• _Your task_
Please output the records below in full, exactly as given, but without the images.

• _Data listing_

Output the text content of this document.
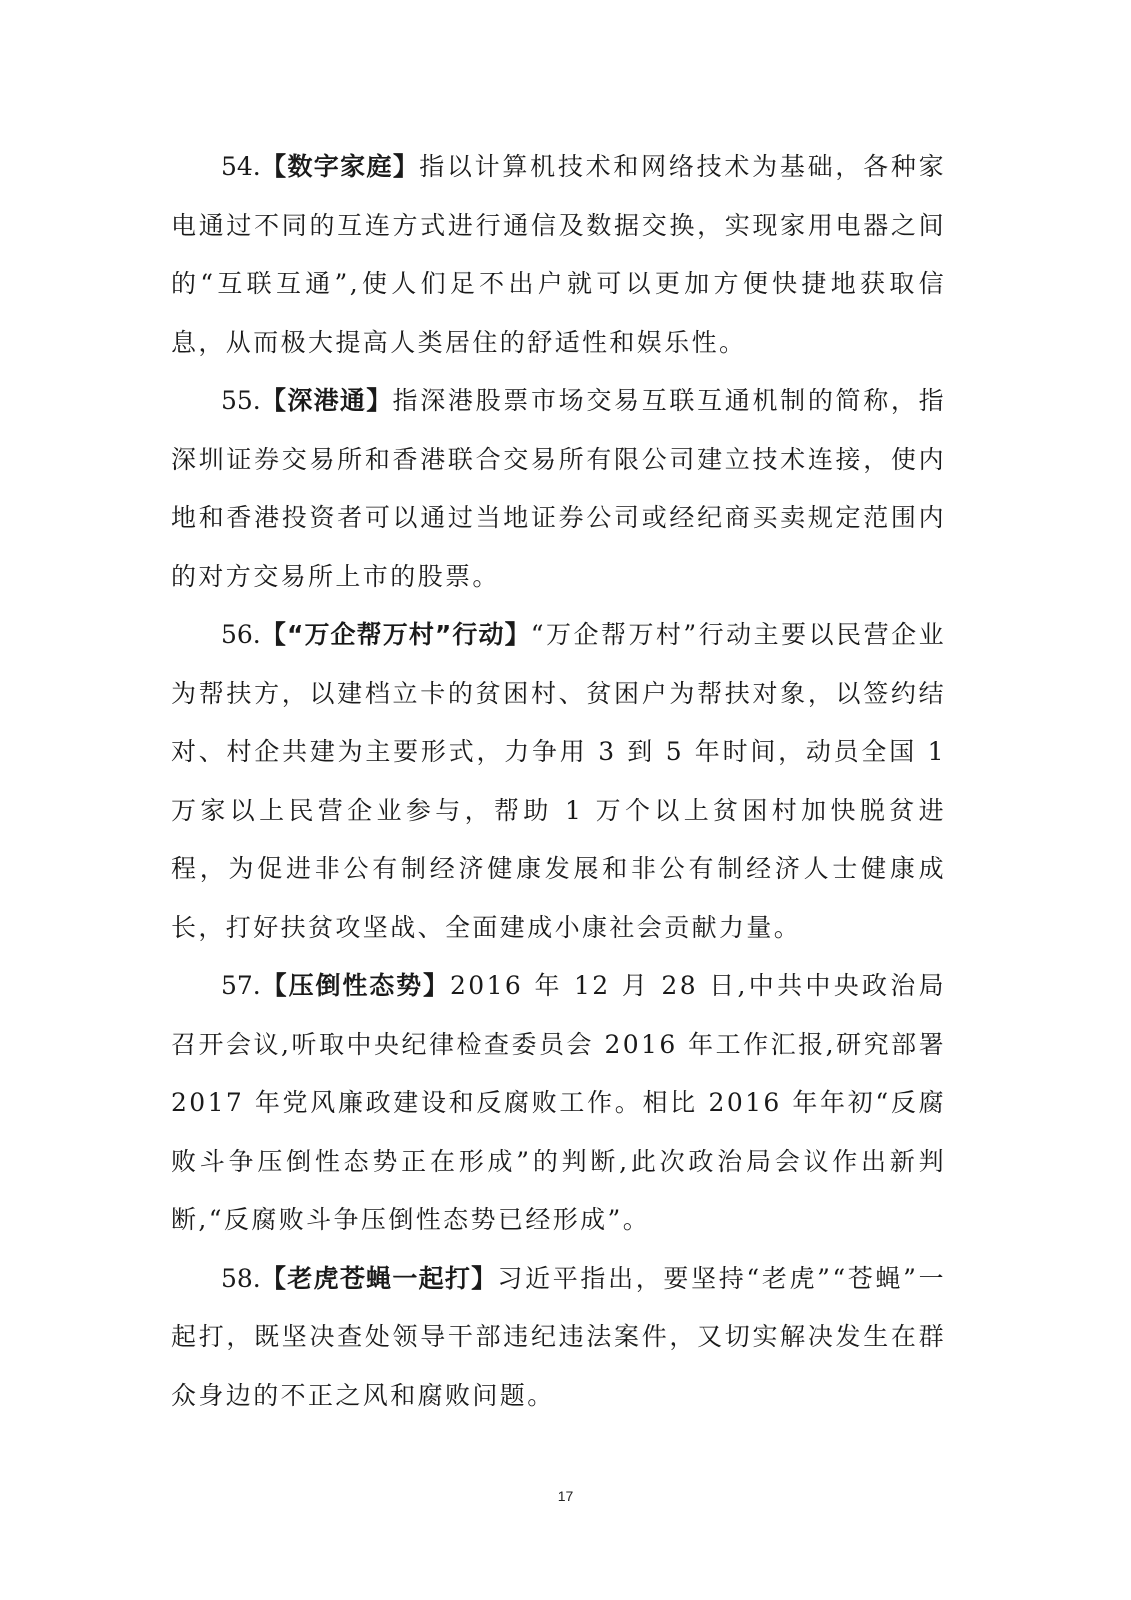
54.【数字家庭】指以计算机技术和网络技术为基础，各种家电通过不同的互连方式进行通信及数据交换，实现家用电器之间的“互联互通”,使人们足不出户就可以更加方便快捷地获取信息，从而极大提高人类居住的舒适性和娱乐性。

55.【深港通】指深港股票市场交易互联互通机制的简称，指深圳证券交易所和香港联合交易所有限公司建立技术连接，使内地和香港投资者可以通过当地证券公司或经纪商买卖规定范围内的对方交易所上市的股票。

56.【“万企帮万村”行动】“万企帮万村”行动主要以民营企业为帮扶方，以建档立卡的贫困村、贫困户为帮扶对象，以签约结对、村企共建为主要形式，力争用 3 到 5 年时间，动员全国 1 万家以上民营企业参与，帮助 1 万个以上贫困村加快脱贫进程，为促进非公有制经济健康发展和非公有制经济人士健康成长，打好扶贫攻坚战、全面建成小康社会贡献力量。

57.【压倒性态势】2016 年 12 月 28 日,中共中央政治局召开会议,听取中央纪律检查委员会 2016 年工作汇报,研究部署 2017 年党风廉政建设和反腐败工作。相比 2016 年年初“反腐败斗争压倒性态势正在形成”的判断,此次政治局会议作出新判断,“反腐败斗争压倒性态势已经形成”。

58.【老虎苍蝇一起打】习近平指出，要坚持“老虎”“苍蝇”一起打，既坚决查处领导干部违纪违法案件，又切实解决发生在群众身边的不正之风和腐败问题。

17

• _Output of the exercise_
Output the text content of this document.
54.【数字家庭】指以计算机技术和网络技术为基础，各种家电通过不同的互连方式进行通信及数据交换，实现家用电器之间的“互联互通”,使人们足不出户就可以更加方便快捷地获取信息，从而极大提高人类居住的舒适性和娱乐性。

55.【深港通】指深港股票市场交易互联互通机制的简称，指深圳证券交易所和香港联合交易所有限公司建立技术连接，使内地和香港投资者可以通过当地证券公司或经纪商买卖规定范围内的对方交易所上市的股票。

56.【“万企帮万村”行动】“万企帮万村”行动主要以民营企业为帮扶方，以建档立卡的贫困村、贫困户为帮扶对象，以签约结对、村企共建为主要形式，力争用 3 到 5 年时间，动员全国 1 万家以上民营企业参与，帮助 1 万个以上贫困村加快脱贫进程，为促进非公有制经济健康发展和非公有制经济人士健康成长，打好扶贫攻坚战、全面建成小康社会贡献力量。

57.【压倒性态势】2016 年 12 月 28 日,中共中央政治局召开会议,听取中央纪律检查委员会 2016 年工作汇报,研究部署 2017 年党风廉政建设和反腐败工作。相比 2016 年年初“反腐败斗争压倒性态势正在形成”的判断,此次政治局会议作出新判断,“反腐败斗争压倒性态势已经形成”。

58.【老虎苍蝇一起打】习近平指出，要坚持“老虎”“苍蝇”一起打，既坚决查处领导干部违纪违法案件，又切实解决发生在群众身边的不正之风和腐败问题。

17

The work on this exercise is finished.